Extracted data entries:
—————

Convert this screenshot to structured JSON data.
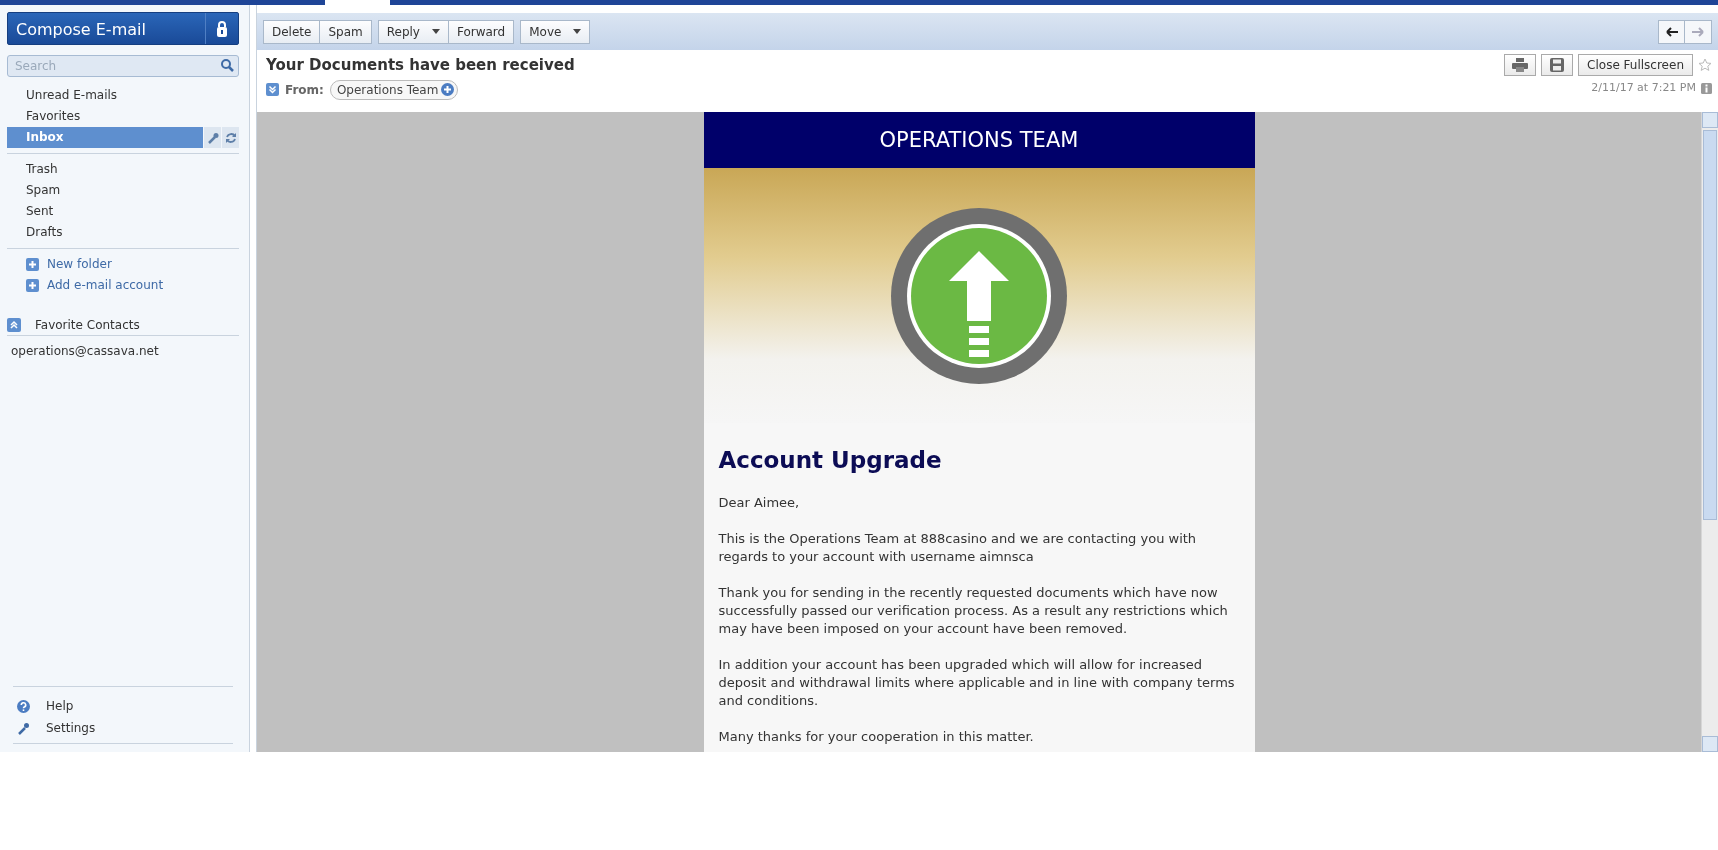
{
  "compose": {
    "label": "Compose E-mail"
  },
  "search": {
    "placeholder": "Search"
  },
  "smart_folders": [
    {
      "label": "Unread E-mails",
      "selected": false
    },
    {
      "label": "Favorites",
      "selected": false
    },
    {
      "label": "Inbox",
      "selected": true
    }
  ],
  "mail_folders": [
    {
      "label": "Trash",
      "selected": false
    },
    {
      "label": "Spam",
      "selected": false
    },
    {
      "label": "Sent",
      "selected": false
    },
    {
      "label": "Drafts",
      "selected": false
    }
  ],
  "folder_actions": [
    "New folder",
    "Add e-mail account"
  ],
  "favorite_contacts": {
    "title": "Favorite Contacts",
    "contacts": [
      "operations@cassava.net"
    ]
  },
  "footer_links": [
    {
      "label": "Help",
      "kind": "help"
    },
    {
      "label": "Settings",
      "kind": "settings"
    }
  ],
  "toolbar": [
    [
      {
        "label": "Delete",
        "dropdown": false
      },
      {
        "label": "Spam",
        "dropdown": false
      }
    ],
    [
      {
        "label": "Reply",
        "dropdown": true
      },
      {
        "label": "Forward",
        "dropdown": false
      }
    ],
    [
      {
        "label": "Move",
        "dropdown": true
      }
    ]
  ],
  "message": {
    "subject": "Your Documents have been received",
    "from_label": "From:",
    "sender": "Operations Team",
    "date": "2/11/17 at 7:21 PM",
    "close_button": "Close Fullscreen",
    "starred": false
  },
  "email": {
    "banner": "OPERATIONS TEAM",
    "heading": "Account Upgrade",
    "paragraphs": [
      "Dear Aimee,",
      "This is the Operations Team at 888casino and we are contacting you with regards to your account with username aimnsca",
      "Thank you for sending in the recently requested documents which have now successfully passed our verification process. As a result any restrictions which may have been imposed on your account have been removed.",
      "In addition your account has been upgraded which will allow for increased deposit and withdrawal limits where applicable and in line with company terms and conditions.",
      "Many thanks for your cooperation in this matter."
    ]
  }
}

—————

Copy every line that includes the string "been" from the material above.

OUTPUT OF THE TASK
    "subject": "Your Documents have been received",
      "Thank you for sending in the recently requested documents which have now successfully passed our verification process. As a result any restrictions which may have been imposed on your account have been removed.",
      "In addition your account has been upgraded which will allow for increased deposit and withdrawal limits where applicable and in line with company terms and conditions.",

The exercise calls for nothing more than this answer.